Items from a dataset
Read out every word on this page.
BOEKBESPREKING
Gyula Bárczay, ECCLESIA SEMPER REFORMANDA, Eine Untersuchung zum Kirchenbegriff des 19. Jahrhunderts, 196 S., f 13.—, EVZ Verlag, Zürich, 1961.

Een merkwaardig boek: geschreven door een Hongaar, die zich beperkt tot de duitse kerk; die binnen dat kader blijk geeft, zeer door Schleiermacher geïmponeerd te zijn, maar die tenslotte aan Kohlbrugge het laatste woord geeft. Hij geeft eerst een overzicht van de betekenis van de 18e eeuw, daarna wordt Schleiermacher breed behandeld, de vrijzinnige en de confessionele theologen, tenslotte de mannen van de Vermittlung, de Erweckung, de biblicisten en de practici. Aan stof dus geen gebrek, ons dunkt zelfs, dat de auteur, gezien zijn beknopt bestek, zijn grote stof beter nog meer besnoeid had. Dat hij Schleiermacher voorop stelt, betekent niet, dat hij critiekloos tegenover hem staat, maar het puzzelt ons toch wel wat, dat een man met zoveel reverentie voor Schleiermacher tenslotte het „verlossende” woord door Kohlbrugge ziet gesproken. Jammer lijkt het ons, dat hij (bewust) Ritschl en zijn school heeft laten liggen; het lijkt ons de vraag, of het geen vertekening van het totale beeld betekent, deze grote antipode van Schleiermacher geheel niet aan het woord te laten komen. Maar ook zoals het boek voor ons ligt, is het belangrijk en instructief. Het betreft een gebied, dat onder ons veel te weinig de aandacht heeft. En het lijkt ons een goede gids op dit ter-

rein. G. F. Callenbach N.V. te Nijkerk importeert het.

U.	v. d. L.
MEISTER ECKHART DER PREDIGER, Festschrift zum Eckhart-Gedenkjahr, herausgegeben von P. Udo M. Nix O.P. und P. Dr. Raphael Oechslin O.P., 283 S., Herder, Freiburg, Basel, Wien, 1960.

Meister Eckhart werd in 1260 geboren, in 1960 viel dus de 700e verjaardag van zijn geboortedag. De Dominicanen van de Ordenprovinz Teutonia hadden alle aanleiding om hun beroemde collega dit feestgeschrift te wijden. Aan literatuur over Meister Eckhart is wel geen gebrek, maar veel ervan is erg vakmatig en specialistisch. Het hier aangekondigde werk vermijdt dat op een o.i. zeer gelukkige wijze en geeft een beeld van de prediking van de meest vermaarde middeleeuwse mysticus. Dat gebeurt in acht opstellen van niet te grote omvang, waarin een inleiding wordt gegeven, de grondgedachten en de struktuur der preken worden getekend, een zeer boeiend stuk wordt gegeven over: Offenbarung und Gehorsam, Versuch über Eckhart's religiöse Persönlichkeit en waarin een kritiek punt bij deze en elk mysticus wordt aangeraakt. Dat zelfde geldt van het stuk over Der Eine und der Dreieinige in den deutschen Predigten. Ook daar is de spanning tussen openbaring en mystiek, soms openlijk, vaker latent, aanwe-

◆ EXERCISE AIM ◆
Find the string "Eine" in the records, then copy each line where it occurs.

◆ THE COMPLETED TASK ◆
Gyula Bárczay, ECCLESIA SEMPER REFORMANDA, Eine Untersuchung zum Kirchenbegriff des 19. Jahrhunderts, 196 S., f 13.—, EVZ Verlag, Zürich, 1961.
Meister Eckhart werd in 1260 geboren, in 1960 viel dus de 700e verjaardag van zijn geboortedag. De Dominicanen van de Ordenprovinz Teutonia hadden alle aanleiding om hun beroemde collega dit feestgeschrift te wijden. Aan literatuur over Meister Eckhart is wel geen gebrek, maar veel ervan is erg vakmatig en specialistisch. Het hier aangekondigde werk vermijdt dat op een o.i. zeer gelukkige wijze en geeft een beeld van de prediking van de meest vermaarde middeleeuwse mysticus. Dat gebeurt in acht opstellen van niet te grote omvang, waarin een inleiding wordt gegeven, de grondgedachten en de struktuur der preken worden getekend, een zeer boeiend stuk wordt gegeven over: Offenbarung und Gehorsam, Versuch über Eckhart's religiöse Persönlichkeit en waarin een kritiek punt bij deze en elk mysticus wordt aangeraakt. Dat zelfde geldt van het stuk over Der Eine und der Dreieinige in den deutschen Predigten. Ook daar is de spanning tussen openbaring en mystiek, soms openlijk, vaker latent, aanwe-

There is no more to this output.